== The request ==
All entries below are to be set down again, identical to the source.

== Records shown ==
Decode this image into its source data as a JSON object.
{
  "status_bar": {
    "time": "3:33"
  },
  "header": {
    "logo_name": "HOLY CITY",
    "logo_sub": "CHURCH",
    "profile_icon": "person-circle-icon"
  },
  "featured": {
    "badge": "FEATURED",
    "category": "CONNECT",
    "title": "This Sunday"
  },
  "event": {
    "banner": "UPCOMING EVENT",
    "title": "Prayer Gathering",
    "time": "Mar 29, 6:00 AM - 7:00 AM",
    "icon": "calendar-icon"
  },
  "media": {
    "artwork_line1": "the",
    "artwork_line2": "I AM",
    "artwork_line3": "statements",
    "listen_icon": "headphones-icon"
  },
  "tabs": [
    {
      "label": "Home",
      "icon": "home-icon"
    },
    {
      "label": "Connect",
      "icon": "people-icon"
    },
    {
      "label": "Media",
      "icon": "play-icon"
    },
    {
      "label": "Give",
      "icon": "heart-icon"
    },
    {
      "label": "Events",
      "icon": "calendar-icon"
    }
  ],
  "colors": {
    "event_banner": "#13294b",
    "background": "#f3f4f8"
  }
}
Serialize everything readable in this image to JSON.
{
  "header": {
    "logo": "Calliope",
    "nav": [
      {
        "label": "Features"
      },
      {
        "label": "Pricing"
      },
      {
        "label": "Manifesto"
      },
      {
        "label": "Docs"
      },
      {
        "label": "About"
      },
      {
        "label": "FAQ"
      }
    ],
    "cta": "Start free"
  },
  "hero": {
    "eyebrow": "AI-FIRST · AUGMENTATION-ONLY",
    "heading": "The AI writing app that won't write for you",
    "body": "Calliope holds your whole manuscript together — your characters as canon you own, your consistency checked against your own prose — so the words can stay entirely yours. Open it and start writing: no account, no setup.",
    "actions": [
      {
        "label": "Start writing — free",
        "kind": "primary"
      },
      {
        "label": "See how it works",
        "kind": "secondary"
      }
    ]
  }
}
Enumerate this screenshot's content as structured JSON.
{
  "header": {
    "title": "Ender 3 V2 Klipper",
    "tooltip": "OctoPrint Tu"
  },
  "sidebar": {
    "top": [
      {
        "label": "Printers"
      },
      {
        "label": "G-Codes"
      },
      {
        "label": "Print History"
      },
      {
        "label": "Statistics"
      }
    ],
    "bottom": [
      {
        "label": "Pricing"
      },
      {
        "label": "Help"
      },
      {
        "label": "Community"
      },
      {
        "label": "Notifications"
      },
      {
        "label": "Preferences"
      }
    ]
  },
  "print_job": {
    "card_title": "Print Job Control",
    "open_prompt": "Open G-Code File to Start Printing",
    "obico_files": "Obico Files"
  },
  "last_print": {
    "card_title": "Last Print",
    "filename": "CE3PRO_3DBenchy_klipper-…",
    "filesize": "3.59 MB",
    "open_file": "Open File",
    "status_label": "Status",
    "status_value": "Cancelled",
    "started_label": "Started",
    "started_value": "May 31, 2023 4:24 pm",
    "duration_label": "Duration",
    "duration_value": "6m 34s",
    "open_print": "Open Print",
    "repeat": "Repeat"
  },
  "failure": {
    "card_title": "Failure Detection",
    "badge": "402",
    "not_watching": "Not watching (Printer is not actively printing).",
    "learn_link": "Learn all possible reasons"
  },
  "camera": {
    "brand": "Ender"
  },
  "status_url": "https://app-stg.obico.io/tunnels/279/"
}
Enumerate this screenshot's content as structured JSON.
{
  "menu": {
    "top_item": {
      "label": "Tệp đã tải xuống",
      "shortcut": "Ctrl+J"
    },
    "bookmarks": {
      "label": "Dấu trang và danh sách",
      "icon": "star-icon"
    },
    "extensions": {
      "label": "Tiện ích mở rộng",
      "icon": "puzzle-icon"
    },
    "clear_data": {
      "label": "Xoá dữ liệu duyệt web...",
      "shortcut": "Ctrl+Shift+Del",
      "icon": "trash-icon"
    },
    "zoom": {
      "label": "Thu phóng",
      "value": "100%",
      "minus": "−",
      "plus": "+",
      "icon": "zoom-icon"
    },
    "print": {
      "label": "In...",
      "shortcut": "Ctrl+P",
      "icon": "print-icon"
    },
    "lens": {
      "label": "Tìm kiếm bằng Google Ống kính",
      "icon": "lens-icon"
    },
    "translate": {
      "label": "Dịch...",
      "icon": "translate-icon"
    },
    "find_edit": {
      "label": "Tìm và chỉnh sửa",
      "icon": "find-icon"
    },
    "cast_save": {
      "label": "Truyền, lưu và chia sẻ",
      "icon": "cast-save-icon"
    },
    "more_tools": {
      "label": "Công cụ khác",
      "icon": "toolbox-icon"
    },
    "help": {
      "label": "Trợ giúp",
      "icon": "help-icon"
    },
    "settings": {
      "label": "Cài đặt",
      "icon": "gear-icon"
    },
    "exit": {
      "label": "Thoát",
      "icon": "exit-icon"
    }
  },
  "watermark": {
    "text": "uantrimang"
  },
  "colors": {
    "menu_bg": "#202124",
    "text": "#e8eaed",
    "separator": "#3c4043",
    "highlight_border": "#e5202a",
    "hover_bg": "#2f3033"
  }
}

== Written response ==
Decode this image into its source data as a JSON object.
{
  "status_bar": {
    "time": "3:33"
  },
  "header": {
    "logo_name": "HOLY CITY",
    "logo_sub": "CHURCH",
    "profile_icon": "person-circle-icon"
  },
  "featured": {
    "badge": "FEATURED",
    "category": "CONNECT",
    "title": "This Sunday"
  },
  "event": {
    "banner": "UPCOMING EVENT",
    "title": "Prayer Gathering",
    "time": "Mar 29, 6:00 AM - 7:00 AM",
    "icon": "calendar-icon"
  },
  "media": {
    "artwork_line1": "the",
    "artwork_line2": "I AM",
    "artwork_line3": "statements",
    "listen_icon": "headphones-icon"
  },
  "tabs": [
    {
      "label": "Home",
      "icon": "home-icon"
    },
    {
      "label": "Connect",
      "icon": "people-icon"
    },
    {
      "label": "Media",
      "icon": "play-icon"
    },
    {
      "label": "Give",
      "icon": "heart-icon"
    },
    {
      "label": "Events",
      "icon": "calendar-icon"
    }
  ],
  "colors": {
    "event_banner": "#13294b",
    "background": "#f3f4f8"
  }
}
Serialize everything readable in this image to JSON.
{
  "header": {
    "logo": "Calliope",
    "nav": [
      {
        "label": "Features"
      },
      {
        "label": "Pricing"
      },
      {
        "label": "Manifesto"
      },
      {
        "label": "Docs"
      },
      {
        "label": "About"
      },
      {
        "label": "FAQ"
      }
    ],
    "cta": "Start free"
  },
  "hero": {
    "eyebrow": "AI-FIRST · AUGMENTATION-ONLY",
    "heading": "The AI writing app that won't write for you",
    "body": "Calliope holds your whole manuscript together — your characters as canon you own, your consistency checked against your own prose — so the words can stay entirely yours. Open it and start writing: no account, no setup.",
    "actions": [
      {
        "label": "Start writing — free",
        "kind": "primary"
      },
      {
        "label": "See how it works",
        "kind": "secondary"
      }
    ]
  }
}
Enumerate this screenshot's content as structured JSON.
{
  "header": {
    "title": "Ender 3 V2 Klipper",
    "tooltip": "OctoPrint Tu"
  },
  "sidebar": {
    "top": [
      {
        "label": "Printers"
      },
      {
        "label": "G-Codes"
      },
      {
        "label": "Print History"
      },
      {
        "label": "Statistics"
      }
    ],
    "bottom": [
      {
        "label": "Pricing"
      },
      {
        "label": "Help"
      },
      {
        "label": "Community"
      },
      {
        "label": "Notifications"
      },
      {
        "label": "Preferences"
      }
    ]
  },
  "print_job": {
    "card_title": "Print Job Control",
    "open_prompt": "Open G-Code File to Start Printing",
    "obico_files": "Obico Files"
  },
  "last_print": {
    "card_title": "Last Print",
    "filename": "CE3PRO_3DBenchy_klipper-…",
    "filesize": "3.59 MB",
    "open_file": "Open File",
    "status_label": "Status",
    "status_value": "Cancelled",
    "started_label": "Started",
    "started_value": "May 31, 2023 4:24 pm",
    "duration_label": "Duration",
    "duration_value": "6m 34s",
    "open_print": "Open Print",
    "repeat": "Repeat"
  },
  "failure": {
    "card_title": "Failure Detection",
    "badge": "402",
    "not_watching": "Not watching (Printer is not actively printing).",
    "learn_link": "Learn all possible reasons"
  },
  "camera": {
    "brand": "Ender"
  },
  "status_url": "https://app-stg.obico.io/tunnels/279/"
}
Enumerate this screenshot's content as structured JSON.
{
  "menu": {
    "top_item": {
      "label": "Tệp đã tải xuống",
      "shortcut": "Ctrl+J"
    },
    "bookmarks": {
      "label": "Dấu trang và danh sách",
      "icon": "star-icon"
    },
    "extensions": {
      "label": "Tiện ích mở rộng",
      "icon": "puzzle-icon"
    },
    "clear_data": {
      "label": "Xoá dữ liệu duyệt web...",
      "shortcut": "Ctrl+Shift+Del",
      "icon": "trash-icon"
    },
    "zoom": {
      "label": "Thu phóng",
      "value": "100%",
      "minus": "−",
      "plus": "+",
      "icon": "zoom-icon"
    },
    "print": {
      "label": "In...",
      "shortcut": "Ctrl+P",
      "icon": "print-icon"
    },
    "lens": {
      "label": "Tìm kiếm bằng Google Ống kính",
      "icon": "lens-icon"
    },
    "translate": {
      "label": "Dịch...",
      "icon": "translate-icon"
    },
    "find_edit": {
      "label": "Tìm và chỉnh sửa",
      "icon": "find-icon"
    },
    "cast_save": {
      "label": "Truyền, lưu và chia sẻ",
      "icon": "cast-save-icon"
    },
    "more_tools": {
      "label": "Công cụ khác",
      "icon": "toolbox-icon"
    },
    "help": {
      "label": "Trợ giúp",
      "icon": "help-icon"
    },
    "settings": {
      "label": "Cài đặt",
      "icon": "gear-icon"
    },
    "exit": {
      "label": "Thoát",
      "icon": "exit-icon"
    }
  },
  "watermark": {
    "text": "uantrimang"
  },
  "colors": {
    "menu_bg": "#202124",
    "text": "#e8eaed",
    "separator": "#3c4043",
    "highlight_border": "#e5202a",
    "hover_bg": "#2f3033"
  }
}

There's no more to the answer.